→ DIRECTION
Tally the lines with the word "HITBTC" and report the number alone.

→ INPUT ROWS
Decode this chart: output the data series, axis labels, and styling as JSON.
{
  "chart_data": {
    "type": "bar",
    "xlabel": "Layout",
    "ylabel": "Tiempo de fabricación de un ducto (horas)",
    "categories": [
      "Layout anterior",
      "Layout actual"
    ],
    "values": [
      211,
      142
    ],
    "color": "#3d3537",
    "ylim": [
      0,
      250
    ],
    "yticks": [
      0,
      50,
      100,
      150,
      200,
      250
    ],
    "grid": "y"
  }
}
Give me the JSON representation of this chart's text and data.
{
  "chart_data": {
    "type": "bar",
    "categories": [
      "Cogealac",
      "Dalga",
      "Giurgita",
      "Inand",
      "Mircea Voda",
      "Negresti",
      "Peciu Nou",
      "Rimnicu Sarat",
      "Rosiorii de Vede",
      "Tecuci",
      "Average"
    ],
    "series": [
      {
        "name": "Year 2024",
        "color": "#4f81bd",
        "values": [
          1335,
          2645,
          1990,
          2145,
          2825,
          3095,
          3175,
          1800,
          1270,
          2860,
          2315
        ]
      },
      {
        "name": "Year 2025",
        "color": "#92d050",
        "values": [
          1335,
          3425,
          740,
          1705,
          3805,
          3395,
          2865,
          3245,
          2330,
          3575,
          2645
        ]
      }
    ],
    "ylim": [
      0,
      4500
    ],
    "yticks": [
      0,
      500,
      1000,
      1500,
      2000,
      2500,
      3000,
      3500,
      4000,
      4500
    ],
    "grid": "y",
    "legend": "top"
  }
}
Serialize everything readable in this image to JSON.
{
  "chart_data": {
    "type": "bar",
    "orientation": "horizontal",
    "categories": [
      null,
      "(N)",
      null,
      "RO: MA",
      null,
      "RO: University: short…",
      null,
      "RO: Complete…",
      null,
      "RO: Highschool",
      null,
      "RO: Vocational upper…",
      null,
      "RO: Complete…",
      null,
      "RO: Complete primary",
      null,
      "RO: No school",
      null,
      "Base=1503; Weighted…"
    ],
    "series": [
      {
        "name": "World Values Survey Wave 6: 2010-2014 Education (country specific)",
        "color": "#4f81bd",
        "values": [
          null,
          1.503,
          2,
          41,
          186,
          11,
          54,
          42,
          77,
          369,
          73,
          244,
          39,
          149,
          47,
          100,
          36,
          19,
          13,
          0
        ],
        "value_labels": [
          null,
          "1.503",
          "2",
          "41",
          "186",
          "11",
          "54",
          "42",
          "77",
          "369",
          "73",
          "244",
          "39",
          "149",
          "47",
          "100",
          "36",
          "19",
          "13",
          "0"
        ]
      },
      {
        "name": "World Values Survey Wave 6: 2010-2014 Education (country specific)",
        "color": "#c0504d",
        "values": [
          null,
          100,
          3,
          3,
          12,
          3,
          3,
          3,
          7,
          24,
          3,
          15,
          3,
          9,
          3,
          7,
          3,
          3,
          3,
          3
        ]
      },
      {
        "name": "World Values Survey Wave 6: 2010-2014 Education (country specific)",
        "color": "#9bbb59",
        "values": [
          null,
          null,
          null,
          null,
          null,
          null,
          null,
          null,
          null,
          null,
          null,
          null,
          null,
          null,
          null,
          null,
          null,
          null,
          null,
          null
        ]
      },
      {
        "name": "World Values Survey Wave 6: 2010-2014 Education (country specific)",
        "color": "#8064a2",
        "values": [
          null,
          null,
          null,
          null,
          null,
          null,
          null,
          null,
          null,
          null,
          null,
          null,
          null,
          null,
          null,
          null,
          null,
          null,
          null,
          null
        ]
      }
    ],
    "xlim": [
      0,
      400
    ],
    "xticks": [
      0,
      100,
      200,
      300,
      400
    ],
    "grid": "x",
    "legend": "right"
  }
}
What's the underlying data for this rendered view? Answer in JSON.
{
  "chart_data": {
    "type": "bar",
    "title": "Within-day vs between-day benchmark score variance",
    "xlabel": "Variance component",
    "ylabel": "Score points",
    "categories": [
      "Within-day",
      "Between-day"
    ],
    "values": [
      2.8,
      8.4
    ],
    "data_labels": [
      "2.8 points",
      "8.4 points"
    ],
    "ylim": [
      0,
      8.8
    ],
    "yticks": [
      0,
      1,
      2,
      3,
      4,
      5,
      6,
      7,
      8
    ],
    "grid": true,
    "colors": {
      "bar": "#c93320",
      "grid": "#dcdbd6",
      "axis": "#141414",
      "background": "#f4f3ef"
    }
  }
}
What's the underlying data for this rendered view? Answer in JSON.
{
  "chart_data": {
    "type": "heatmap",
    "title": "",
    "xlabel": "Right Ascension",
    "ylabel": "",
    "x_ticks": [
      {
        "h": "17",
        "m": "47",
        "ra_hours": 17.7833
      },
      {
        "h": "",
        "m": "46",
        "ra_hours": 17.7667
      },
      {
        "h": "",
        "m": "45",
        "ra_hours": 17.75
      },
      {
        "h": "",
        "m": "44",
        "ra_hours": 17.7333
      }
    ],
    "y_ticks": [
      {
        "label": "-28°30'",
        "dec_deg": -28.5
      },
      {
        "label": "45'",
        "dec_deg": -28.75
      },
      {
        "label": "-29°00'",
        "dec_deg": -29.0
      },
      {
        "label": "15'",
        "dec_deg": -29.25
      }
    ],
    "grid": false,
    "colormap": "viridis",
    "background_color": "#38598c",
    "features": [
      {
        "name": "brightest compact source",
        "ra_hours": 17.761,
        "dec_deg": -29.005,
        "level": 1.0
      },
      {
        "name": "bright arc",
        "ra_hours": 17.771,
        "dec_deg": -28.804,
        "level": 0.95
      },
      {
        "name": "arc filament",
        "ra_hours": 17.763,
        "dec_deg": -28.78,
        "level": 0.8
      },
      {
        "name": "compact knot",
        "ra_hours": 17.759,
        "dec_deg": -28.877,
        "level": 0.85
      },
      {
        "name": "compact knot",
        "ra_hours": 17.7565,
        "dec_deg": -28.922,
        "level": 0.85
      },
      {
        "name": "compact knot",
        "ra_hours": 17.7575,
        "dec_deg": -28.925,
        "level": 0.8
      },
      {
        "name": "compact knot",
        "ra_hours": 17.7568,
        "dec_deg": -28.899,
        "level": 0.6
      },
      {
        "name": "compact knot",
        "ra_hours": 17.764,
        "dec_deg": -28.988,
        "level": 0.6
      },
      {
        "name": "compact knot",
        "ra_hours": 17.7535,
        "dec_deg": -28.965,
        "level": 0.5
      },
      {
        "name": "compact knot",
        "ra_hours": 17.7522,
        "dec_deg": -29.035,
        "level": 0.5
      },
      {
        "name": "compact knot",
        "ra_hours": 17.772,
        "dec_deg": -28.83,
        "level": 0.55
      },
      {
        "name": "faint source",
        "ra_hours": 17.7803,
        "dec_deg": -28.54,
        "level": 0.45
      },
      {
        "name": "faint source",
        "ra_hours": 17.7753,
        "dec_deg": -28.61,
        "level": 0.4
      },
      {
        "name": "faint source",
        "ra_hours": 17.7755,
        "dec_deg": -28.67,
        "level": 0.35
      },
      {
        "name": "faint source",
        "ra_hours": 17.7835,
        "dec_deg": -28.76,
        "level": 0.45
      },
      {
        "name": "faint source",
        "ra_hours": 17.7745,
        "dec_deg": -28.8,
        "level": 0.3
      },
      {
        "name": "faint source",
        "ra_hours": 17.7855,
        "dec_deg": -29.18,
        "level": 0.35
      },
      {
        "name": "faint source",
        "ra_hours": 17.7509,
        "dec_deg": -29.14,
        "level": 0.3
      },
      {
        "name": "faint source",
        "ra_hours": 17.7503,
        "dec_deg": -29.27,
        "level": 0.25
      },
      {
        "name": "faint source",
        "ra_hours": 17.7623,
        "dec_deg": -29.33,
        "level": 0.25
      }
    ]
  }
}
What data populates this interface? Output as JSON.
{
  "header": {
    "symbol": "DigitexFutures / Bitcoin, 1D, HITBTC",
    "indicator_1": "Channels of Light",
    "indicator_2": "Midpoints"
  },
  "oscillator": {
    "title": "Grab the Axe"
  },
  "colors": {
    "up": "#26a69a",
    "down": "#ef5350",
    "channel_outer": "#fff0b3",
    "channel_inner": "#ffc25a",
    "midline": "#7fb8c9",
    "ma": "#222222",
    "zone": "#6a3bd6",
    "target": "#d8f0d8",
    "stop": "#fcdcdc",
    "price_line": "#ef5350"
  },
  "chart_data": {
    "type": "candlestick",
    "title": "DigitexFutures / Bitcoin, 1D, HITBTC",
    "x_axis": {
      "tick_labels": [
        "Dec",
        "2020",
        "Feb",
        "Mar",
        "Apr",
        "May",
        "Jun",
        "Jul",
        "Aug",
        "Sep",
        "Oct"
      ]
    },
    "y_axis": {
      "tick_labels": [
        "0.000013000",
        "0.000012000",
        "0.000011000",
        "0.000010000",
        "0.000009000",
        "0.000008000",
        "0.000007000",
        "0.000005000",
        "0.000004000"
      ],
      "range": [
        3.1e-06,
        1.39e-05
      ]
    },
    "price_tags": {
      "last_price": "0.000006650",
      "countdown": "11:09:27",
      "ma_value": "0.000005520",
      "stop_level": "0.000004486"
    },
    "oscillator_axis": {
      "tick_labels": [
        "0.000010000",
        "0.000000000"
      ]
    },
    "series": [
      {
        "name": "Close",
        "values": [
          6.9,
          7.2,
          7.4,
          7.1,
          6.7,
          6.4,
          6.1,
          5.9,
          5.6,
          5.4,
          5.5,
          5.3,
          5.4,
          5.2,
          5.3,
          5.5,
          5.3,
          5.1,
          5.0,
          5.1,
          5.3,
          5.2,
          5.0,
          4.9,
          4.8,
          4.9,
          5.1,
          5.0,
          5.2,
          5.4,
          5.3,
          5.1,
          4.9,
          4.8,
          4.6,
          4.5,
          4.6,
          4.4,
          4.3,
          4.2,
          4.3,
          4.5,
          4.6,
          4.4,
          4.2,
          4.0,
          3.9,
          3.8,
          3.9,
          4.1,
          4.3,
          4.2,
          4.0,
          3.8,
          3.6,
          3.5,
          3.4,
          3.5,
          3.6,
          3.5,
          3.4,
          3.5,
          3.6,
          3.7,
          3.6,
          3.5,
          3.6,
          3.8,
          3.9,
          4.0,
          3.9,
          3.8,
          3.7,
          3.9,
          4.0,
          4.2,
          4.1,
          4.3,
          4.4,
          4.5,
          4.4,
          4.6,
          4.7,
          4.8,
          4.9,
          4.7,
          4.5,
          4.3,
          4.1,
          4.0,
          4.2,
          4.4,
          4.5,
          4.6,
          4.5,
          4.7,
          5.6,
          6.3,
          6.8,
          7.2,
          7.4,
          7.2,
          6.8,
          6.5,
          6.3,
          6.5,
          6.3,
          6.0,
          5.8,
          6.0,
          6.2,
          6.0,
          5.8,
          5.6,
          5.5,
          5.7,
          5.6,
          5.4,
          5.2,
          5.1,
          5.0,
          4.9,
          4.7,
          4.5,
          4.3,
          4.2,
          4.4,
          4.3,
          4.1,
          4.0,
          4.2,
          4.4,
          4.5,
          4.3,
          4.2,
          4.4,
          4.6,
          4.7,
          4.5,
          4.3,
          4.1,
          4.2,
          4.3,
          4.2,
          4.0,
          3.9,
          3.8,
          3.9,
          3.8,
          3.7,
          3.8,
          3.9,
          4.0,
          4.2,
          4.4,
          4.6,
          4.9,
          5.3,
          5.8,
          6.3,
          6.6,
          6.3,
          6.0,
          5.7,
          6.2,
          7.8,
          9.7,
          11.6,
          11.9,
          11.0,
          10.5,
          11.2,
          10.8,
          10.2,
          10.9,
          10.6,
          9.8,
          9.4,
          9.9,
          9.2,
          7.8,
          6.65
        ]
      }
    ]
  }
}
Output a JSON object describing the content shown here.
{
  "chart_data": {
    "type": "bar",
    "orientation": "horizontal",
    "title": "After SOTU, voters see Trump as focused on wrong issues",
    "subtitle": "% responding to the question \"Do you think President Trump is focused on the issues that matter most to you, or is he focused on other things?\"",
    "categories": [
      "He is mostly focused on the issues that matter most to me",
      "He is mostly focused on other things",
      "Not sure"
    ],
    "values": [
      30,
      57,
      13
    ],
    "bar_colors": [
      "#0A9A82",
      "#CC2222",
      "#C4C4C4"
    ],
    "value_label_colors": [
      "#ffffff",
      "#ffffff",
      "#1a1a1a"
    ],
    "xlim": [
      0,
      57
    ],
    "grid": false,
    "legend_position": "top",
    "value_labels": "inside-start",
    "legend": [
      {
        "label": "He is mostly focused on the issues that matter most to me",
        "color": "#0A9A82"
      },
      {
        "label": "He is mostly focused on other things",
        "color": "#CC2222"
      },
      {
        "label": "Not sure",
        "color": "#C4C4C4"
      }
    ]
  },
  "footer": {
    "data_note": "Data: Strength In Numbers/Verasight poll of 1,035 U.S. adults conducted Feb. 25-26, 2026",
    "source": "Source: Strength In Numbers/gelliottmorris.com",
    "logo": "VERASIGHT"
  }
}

→ SOLVED PROBLEM
2